#### [YOUR TASK]
Write out all lines holding the word "рыбака".

=== DATA FOR THIS EXERCISE ===

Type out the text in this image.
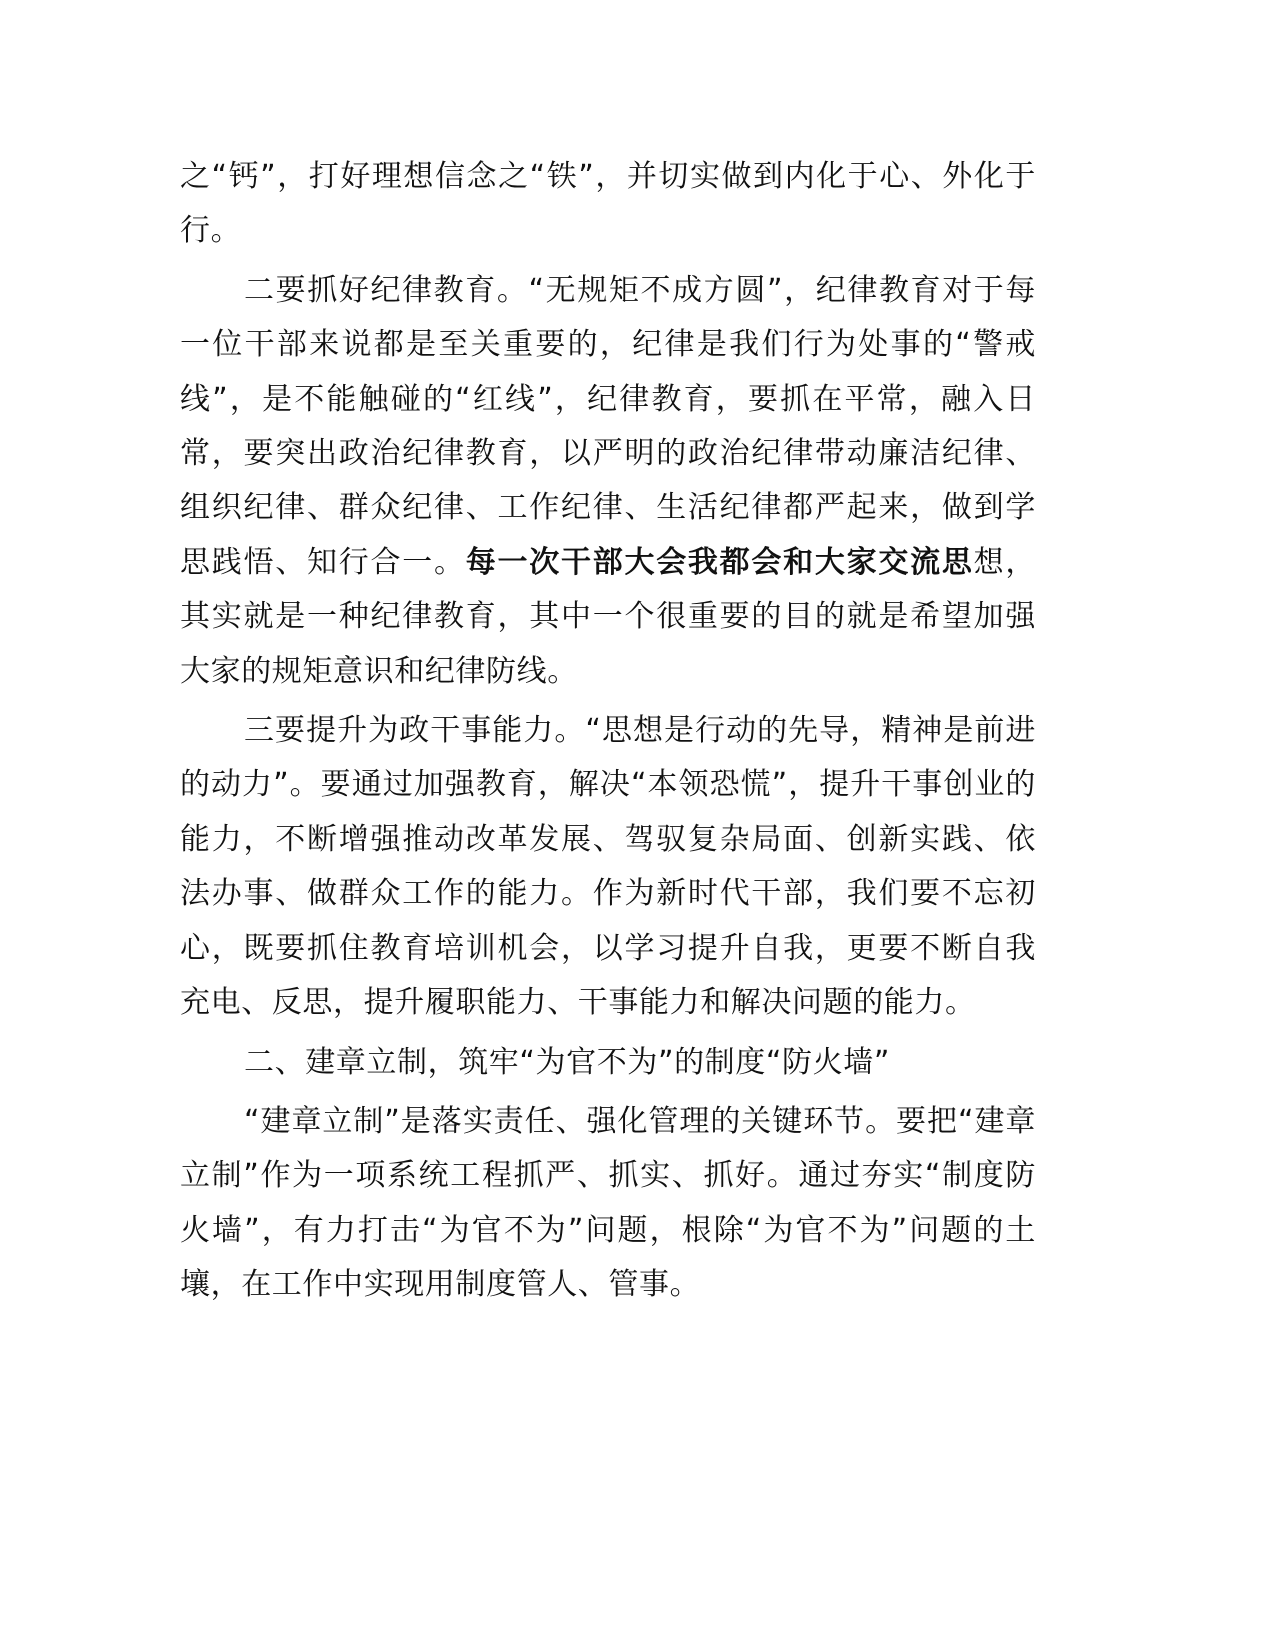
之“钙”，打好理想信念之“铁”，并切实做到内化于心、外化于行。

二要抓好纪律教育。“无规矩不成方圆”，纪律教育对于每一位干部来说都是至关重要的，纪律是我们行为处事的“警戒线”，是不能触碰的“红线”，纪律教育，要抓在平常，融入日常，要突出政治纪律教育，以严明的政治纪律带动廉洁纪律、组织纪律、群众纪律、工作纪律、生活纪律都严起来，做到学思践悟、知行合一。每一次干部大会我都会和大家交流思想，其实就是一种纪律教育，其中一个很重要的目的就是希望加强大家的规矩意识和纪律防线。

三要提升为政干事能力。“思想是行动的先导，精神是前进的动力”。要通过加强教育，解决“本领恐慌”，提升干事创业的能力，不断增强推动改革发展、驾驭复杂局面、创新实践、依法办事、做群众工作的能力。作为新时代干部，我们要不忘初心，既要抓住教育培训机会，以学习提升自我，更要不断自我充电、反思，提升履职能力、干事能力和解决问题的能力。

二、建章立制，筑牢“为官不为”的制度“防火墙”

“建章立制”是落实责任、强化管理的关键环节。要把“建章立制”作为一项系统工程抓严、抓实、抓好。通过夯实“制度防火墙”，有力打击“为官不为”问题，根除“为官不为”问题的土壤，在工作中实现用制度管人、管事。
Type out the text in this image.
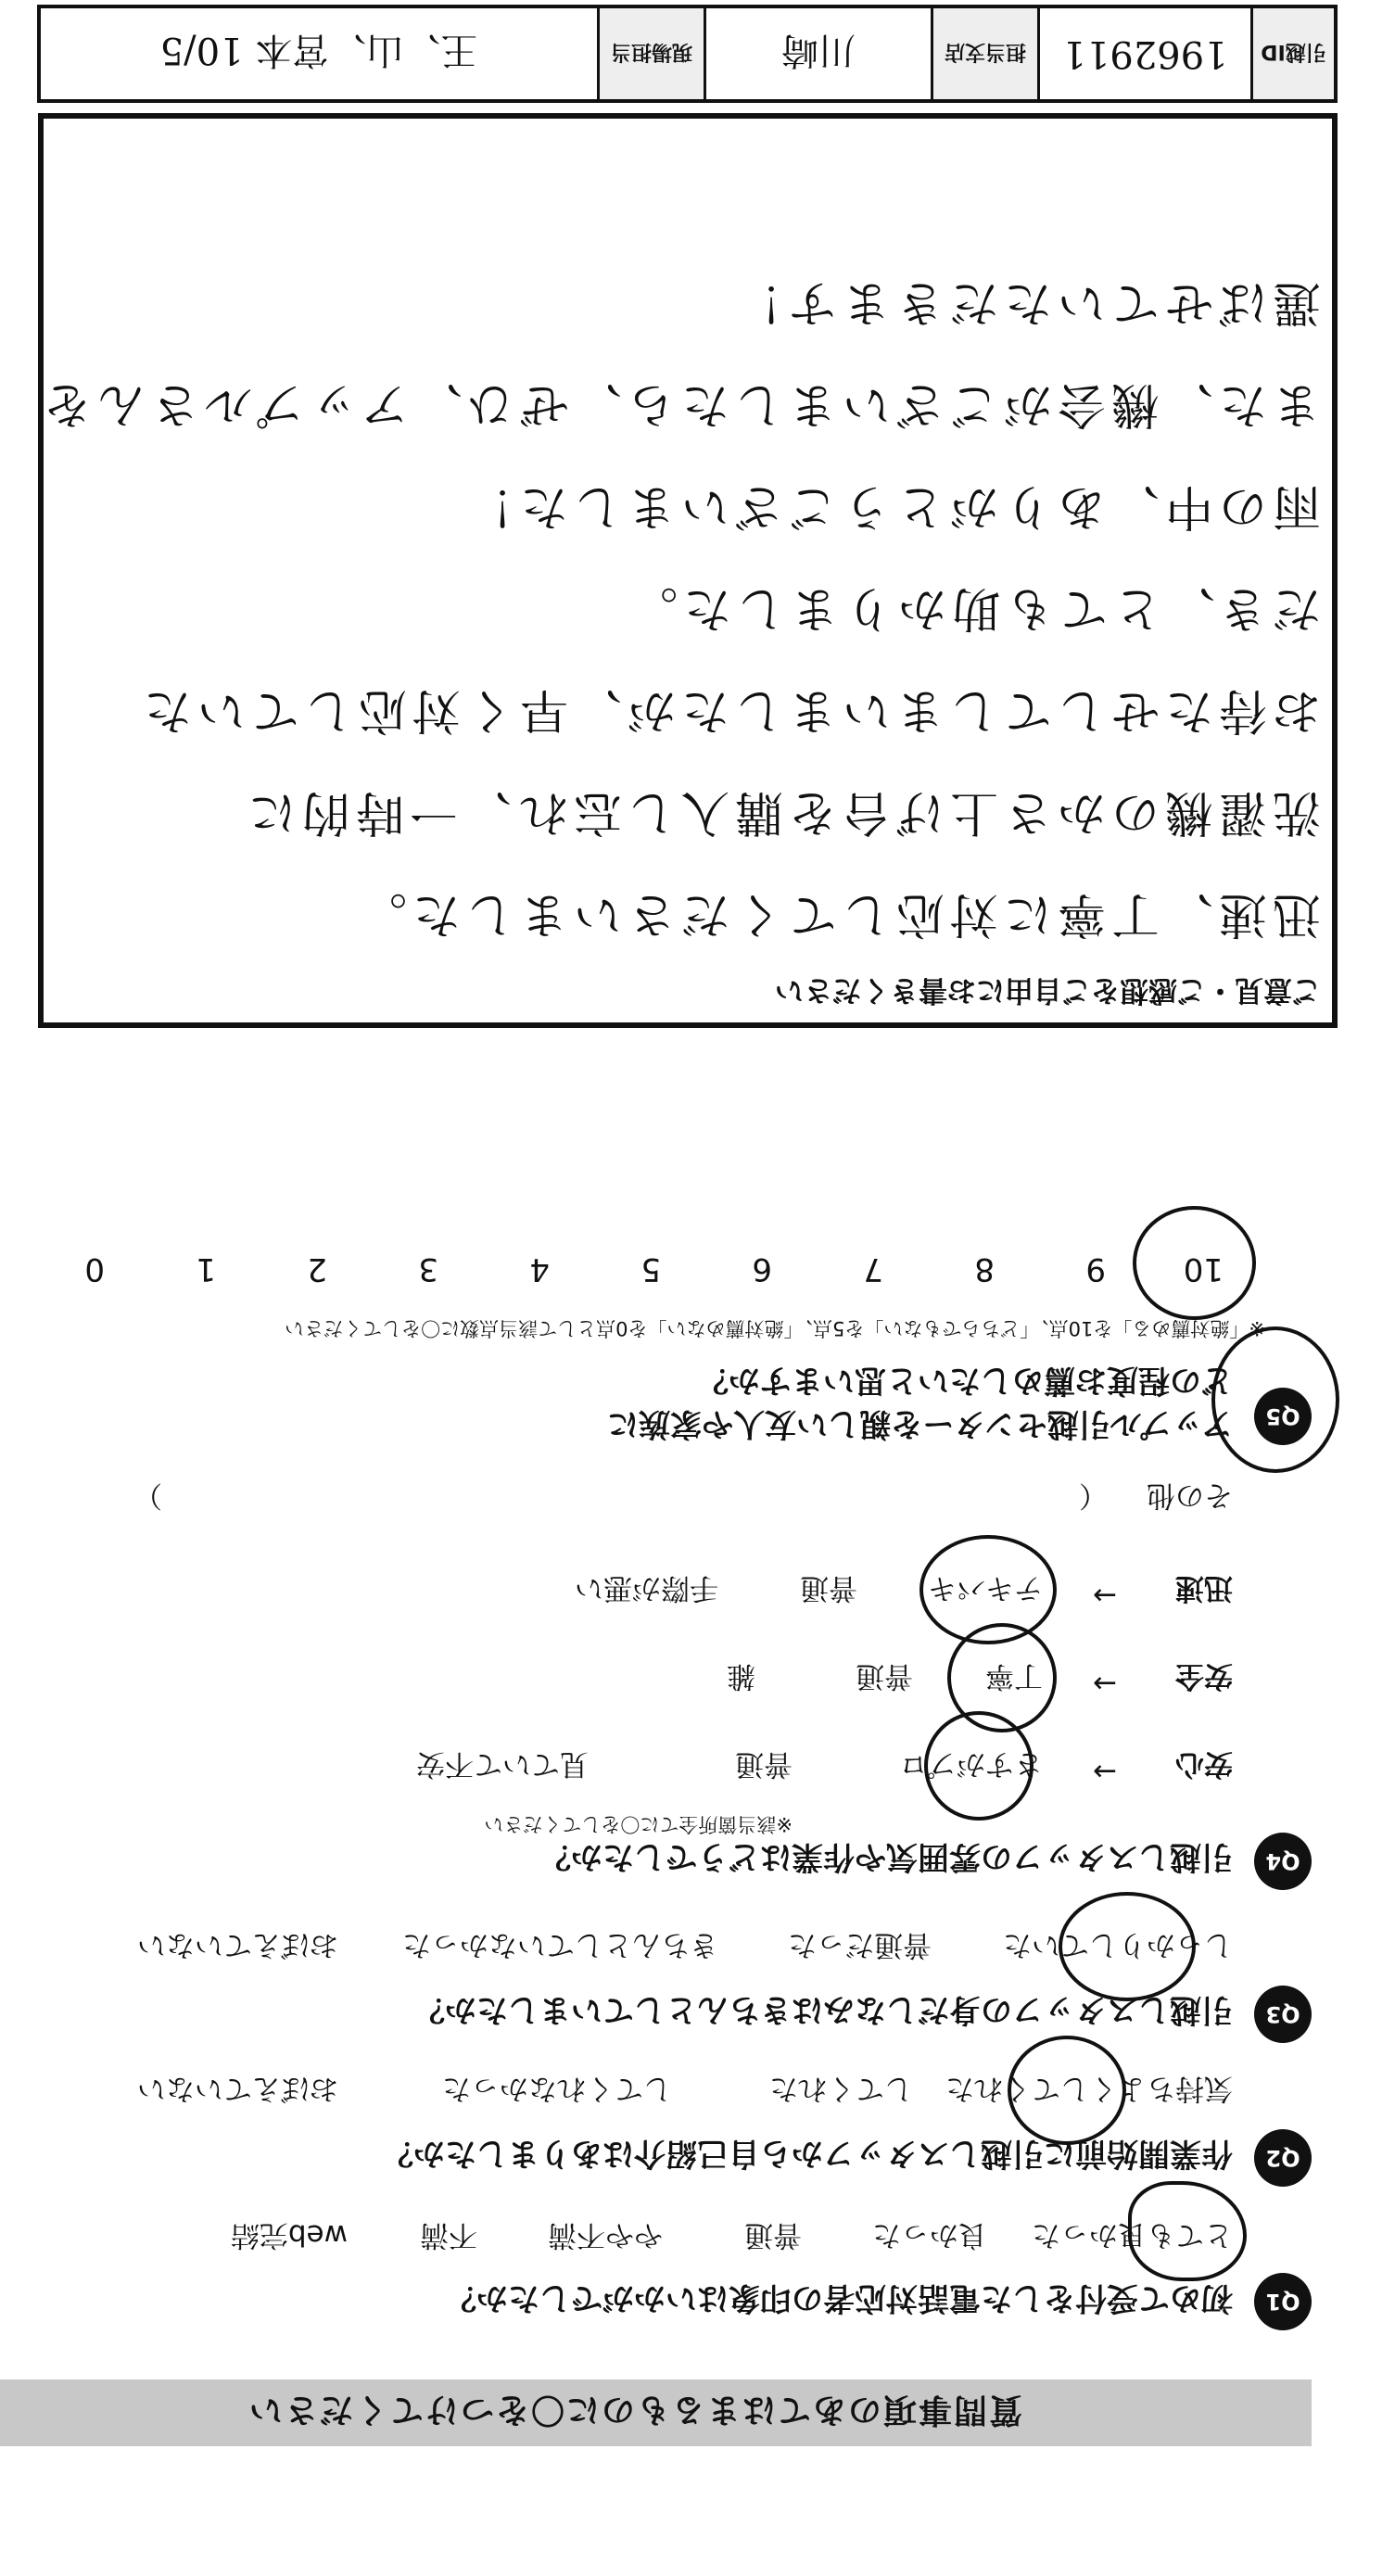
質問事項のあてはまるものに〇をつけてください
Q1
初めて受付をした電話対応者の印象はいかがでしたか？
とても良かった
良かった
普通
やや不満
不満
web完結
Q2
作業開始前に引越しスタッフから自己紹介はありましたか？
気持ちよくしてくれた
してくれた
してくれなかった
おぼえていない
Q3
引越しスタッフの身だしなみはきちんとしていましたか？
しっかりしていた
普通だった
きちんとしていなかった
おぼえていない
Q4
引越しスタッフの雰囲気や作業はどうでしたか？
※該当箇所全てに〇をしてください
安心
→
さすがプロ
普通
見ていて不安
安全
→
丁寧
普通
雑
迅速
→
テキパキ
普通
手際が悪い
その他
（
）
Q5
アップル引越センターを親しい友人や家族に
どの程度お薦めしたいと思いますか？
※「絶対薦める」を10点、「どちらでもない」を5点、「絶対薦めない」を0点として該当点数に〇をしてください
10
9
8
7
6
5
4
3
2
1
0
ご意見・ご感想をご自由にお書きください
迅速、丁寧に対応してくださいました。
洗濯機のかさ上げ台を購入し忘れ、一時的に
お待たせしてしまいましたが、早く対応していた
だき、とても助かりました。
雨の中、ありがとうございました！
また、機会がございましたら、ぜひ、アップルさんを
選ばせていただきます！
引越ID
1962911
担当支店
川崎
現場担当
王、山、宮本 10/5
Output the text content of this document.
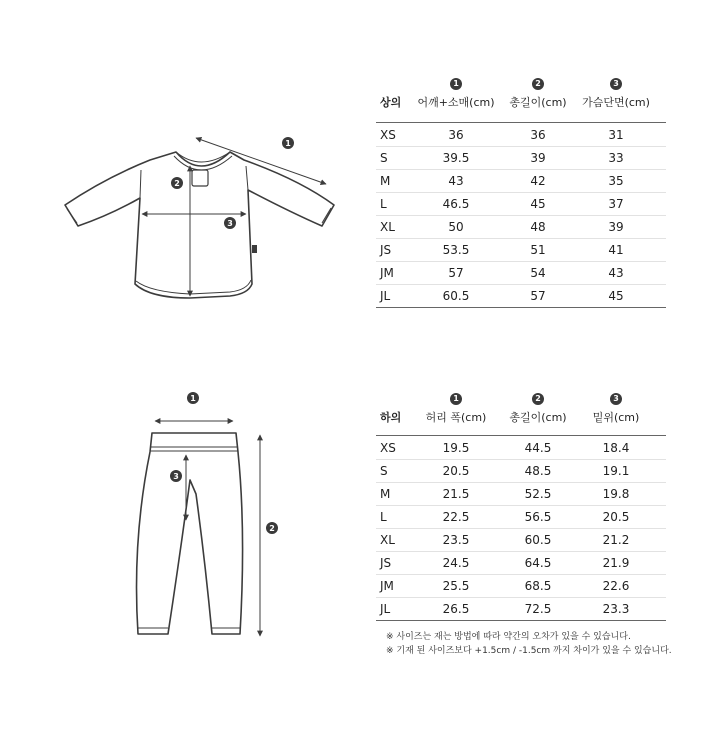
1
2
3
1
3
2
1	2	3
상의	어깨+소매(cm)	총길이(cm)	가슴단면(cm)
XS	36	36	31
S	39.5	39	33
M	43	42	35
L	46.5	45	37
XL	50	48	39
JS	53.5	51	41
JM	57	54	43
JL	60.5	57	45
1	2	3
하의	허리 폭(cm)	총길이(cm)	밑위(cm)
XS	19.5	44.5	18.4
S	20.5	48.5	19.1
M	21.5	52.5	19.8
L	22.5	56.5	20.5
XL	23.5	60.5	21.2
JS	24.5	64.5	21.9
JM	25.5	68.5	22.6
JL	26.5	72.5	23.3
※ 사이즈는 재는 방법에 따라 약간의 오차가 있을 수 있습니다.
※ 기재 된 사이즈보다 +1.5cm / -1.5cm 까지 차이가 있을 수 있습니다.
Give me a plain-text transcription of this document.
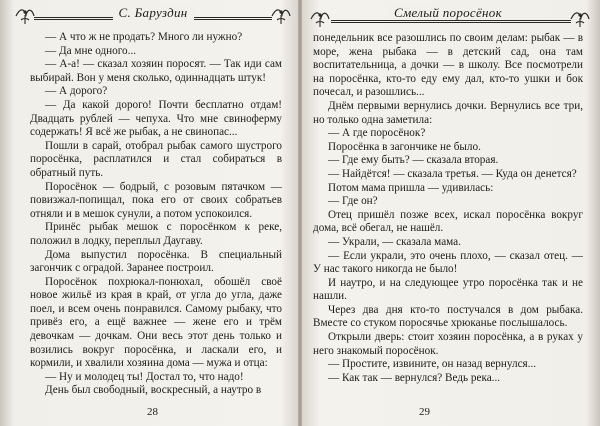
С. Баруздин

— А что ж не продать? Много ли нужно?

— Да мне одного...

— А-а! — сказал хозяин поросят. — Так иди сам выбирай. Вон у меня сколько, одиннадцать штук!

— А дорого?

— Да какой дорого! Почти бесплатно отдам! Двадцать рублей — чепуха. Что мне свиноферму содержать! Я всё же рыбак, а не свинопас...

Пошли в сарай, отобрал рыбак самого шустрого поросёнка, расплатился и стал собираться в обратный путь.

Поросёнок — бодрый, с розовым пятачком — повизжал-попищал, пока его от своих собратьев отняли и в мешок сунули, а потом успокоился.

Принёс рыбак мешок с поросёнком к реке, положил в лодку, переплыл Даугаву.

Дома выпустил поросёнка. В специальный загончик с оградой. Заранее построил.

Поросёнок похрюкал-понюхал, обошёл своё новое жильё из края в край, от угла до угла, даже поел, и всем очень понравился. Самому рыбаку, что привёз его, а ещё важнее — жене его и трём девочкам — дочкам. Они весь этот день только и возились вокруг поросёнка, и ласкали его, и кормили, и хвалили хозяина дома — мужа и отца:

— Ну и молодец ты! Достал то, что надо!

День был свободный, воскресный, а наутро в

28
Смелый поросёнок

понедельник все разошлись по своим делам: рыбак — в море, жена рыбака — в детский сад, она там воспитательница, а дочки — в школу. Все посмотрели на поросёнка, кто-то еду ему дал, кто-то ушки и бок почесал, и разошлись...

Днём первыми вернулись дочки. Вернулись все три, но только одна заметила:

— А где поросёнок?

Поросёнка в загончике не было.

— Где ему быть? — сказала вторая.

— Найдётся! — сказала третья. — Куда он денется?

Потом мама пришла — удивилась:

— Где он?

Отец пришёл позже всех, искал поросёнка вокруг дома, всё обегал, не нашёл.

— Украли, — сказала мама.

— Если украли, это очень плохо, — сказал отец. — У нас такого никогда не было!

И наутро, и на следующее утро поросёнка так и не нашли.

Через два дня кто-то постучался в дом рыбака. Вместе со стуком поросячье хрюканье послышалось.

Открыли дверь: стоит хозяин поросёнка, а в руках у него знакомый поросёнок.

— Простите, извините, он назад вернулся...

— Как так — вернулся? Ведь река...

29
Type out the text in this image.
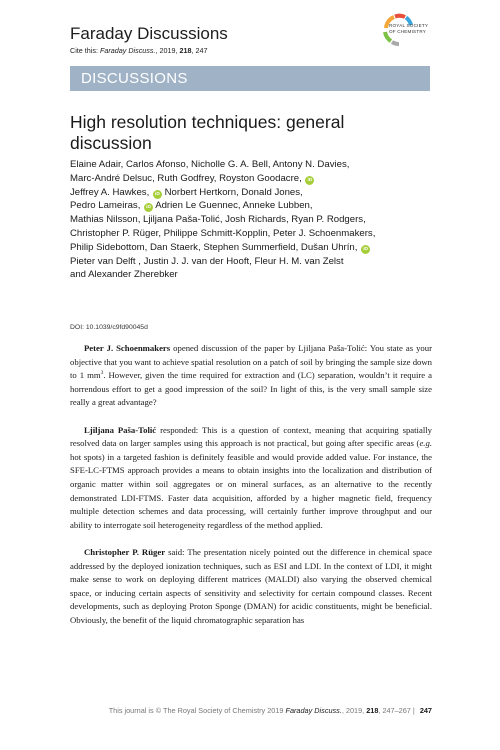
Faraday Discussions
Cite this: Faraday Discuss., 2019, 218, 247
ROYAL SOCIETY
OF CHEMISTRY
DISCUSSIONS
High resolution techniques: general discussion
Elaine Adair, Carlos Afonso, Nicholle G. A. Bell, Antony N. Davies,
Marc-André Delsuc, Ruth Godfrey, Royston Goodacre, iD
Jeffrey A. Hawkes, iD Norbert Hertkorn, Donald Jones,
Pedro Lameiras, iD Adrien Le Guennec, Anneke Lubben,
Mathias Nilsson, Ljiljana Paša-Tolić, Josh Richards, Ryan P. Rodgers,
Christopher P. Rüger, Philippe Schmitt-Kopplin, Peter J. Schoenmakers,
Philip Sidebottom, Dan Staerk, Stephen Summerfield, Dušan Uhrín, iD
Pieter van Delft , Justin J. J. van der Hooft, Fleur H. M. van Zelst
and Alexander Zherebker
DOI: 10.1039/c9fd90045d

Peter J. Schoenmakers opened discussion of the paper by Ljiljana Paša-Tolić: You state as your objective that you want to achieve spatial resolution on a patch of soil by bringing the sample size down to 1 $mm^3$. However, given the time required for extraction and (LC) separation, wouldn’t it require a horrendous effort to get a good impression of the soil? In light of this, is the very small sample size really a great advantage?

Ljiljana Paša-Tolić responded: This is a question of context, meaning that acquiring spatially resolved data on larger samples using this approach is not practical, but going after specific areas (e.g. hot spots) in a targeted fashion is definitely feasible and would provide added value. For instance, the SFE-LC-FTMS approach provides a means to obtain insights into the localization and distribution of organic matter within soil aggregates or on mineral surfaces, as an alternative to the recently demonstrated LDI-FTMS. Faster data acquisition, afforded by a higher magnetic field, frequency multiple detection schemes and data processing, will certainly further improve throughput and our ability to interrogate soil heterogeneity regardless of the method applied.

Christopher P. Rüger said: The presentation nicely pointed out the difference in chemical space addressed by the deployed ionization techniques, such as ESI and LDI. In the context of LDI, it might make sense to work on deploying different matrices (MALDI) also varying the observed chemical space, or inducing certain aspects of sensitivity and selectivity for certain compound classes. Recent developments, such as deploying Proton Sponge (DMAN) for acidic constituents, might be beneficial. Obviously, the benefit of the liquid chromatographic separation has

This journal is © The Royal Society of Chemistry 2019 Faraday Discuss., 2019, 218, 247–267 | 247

===

#### [SOLUTION TO THIS TASK]
понедельник все разошлись по своим делам: рыбак — в море, жена рыбака — в детский сад, она там воспитательница, а дочки — в школу. Все посмотрели на поросёнка, кто-то еду ему дал, кто-то ушки и бок почесал, и разошлись...
Через два дня кто-то постучался в дом рыбака. Вместе со стуком поросячье хрюканье послышалось.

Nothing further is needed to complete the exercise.